##### Listed records #####
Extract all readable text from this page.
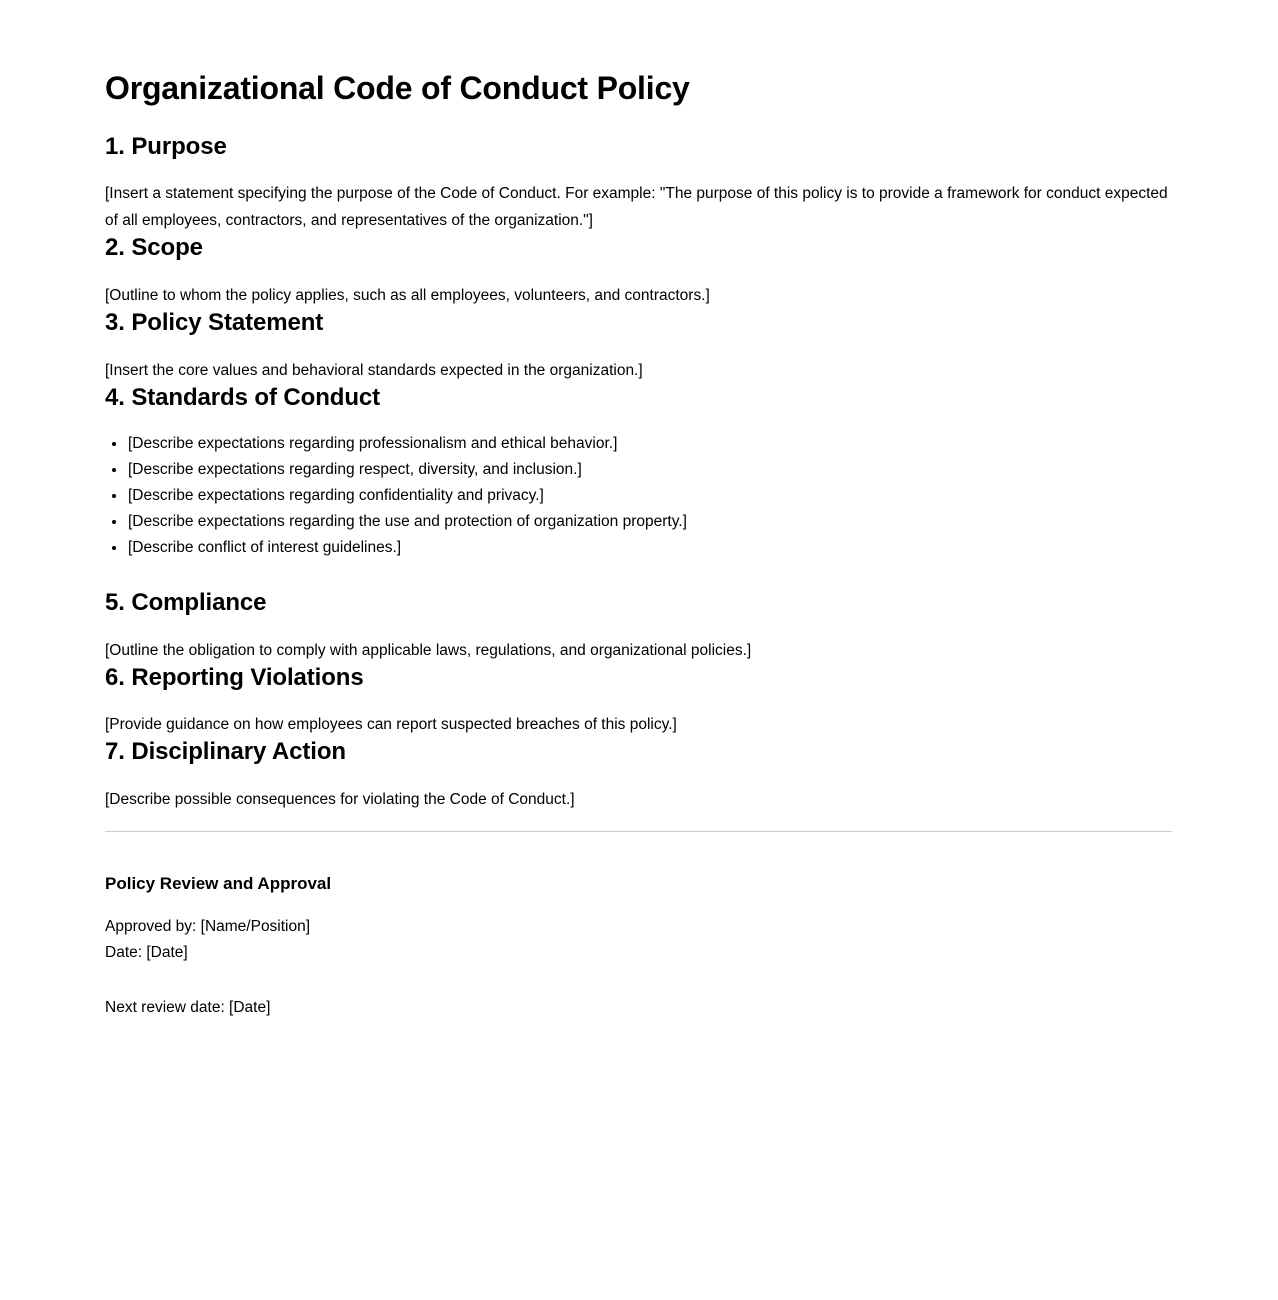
Organizational Code of Conduct Policy
1. Purpose

[Insert a statement specifying the purpose of the Code of Conduct. For example: "The purpose of this policy is to provide a framework for conduct expected of all employees, contractors, and representatives of the organization."]

2. Scope

[Outline to whom the policy applies, such as all employees, volunteers, and contractors.]

3. Policy Statement

[Insert the core values and behavioral standards expected in the organization.]

4. Standards of Conduct
[Describe expectations regarding professionalism and ethical behavior.]
[Describe expectations regarding respect, diversity, and inclusion.]
[Describe expectations regarding confidentiality and privacy.]
[Describe expectations regarding the use and protection of organization property.]
[Describe conflict of interest guidelines.]
5. Compliance

[Outline the obligation to comply with applicable laws, regulations, and organizational policies.]

6. Reporting Violations

[Provide guidance on how employees can report suspected breaches of this policy.]

7. Disciplinary Action

[Describe possible consequences for violating the Code of Conduct.]

Policy Review and Approval

Approved by: [Name/Position]
Date: [Date]

Next review date: [Date]
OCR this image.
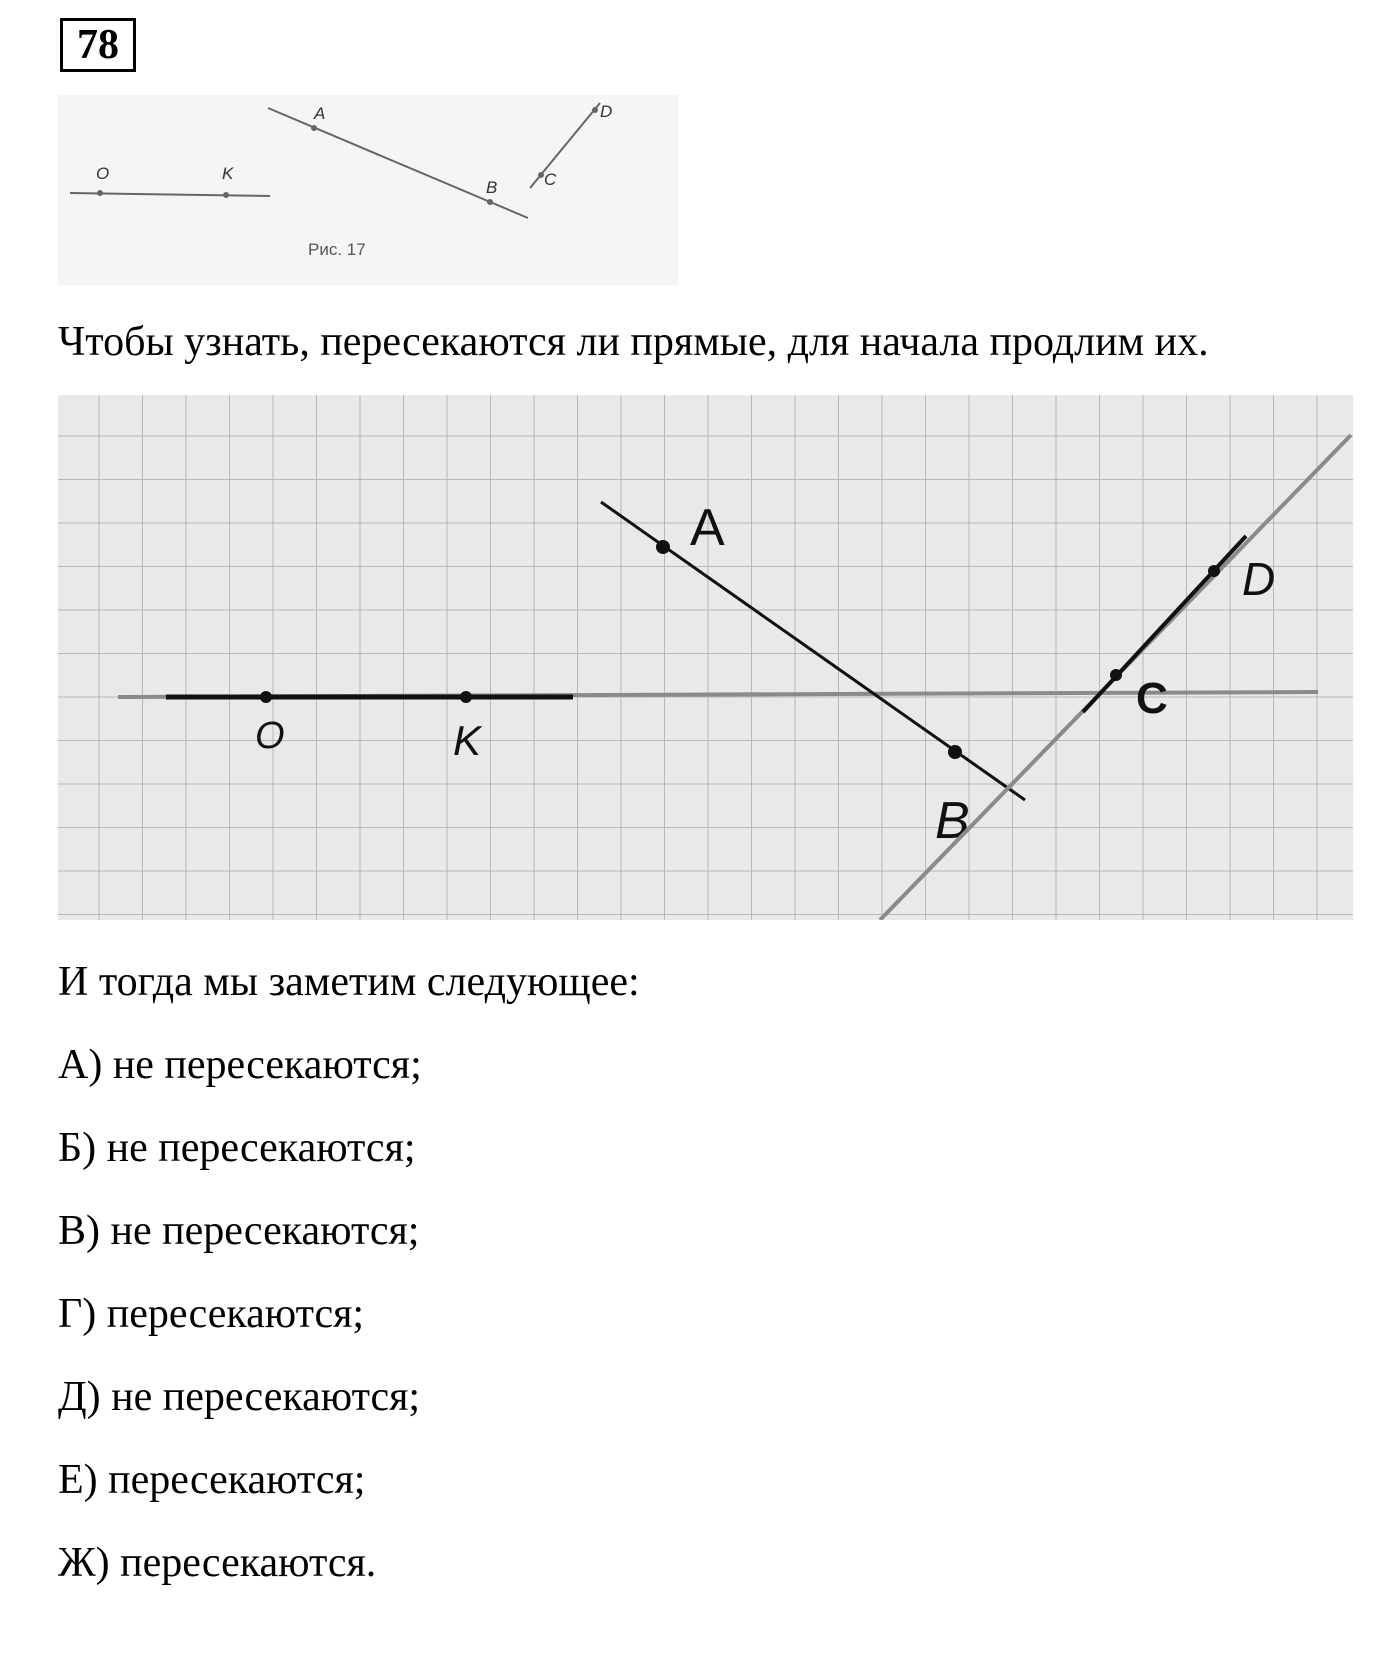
78
O	K
A
B	C
D
Рис. 17
Чтобы узнать, пересекаются ли прямые, для начала продлим их.
O	K
A
B
C
D
И тогда мы заметим следующее:
А) не пересекаются;
Б) не пересекаются;
В) не пересекаются;
Г) пересекаются;
Д) не пересекаются;
Е) пересекаются;
Ж) пересекаются.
#####
• **Prompt**
Transcribe the records above exactly as they appear, leaving out any pictures.

• **Task solution**
Extract all readable text from this page.
Organizational Code of Conduct Policy
1. Purpose

[Insert a statement specifying the purpose of the Code of Conduct. For example: "The purpose of this policy is to provide a framework for conduct expected of all employees, contractors, and representatives of the organization."]

2. Scope

[Outline to whom the policy applies, such as all employees, volunteers, and contractors.]

3. Policy Statement

[Insert the core values and behavioral standards expected in the organization.]

4. Standards of Conduct
[Describe expectations regarding professionalism and ethical behavior.]
[Describe expectations regarding respect, diversity, and inclusion.]
[Describe expectations regarding confidentiality and privacy.]
[Describe expectations regarding the use and protection of organization property.]
[Describe conflict of interest guidelines.]
5. Compliance

[Outline the obligation to comply with applicable laws, regulations, and organizational policies.]

6. Reporting Violations

[Provide guidance on how employees can report suspected breaches of this policy.]

7. Disciplinary Action

[Describe possible consequences for violating the Code of Conduct.]

Policy Review and Approval

Approved by: [Name/Position]
Date: [Date]

Next review date: [Date]
OCR this image.
78
O	K
A
B	C
D
Рис. 17
Чтобы узнать, пересекаются ли прямые, для начала продлим их.
O	K
A
B
C
D
И тогда мы заметим следующее:
А) не пересекаются;
Б) не пересекаются;
В) не пересекаются;
Г) пересекаются;
Д) не пересекаются;
Е) пересекаются;
Ж) пересекаются.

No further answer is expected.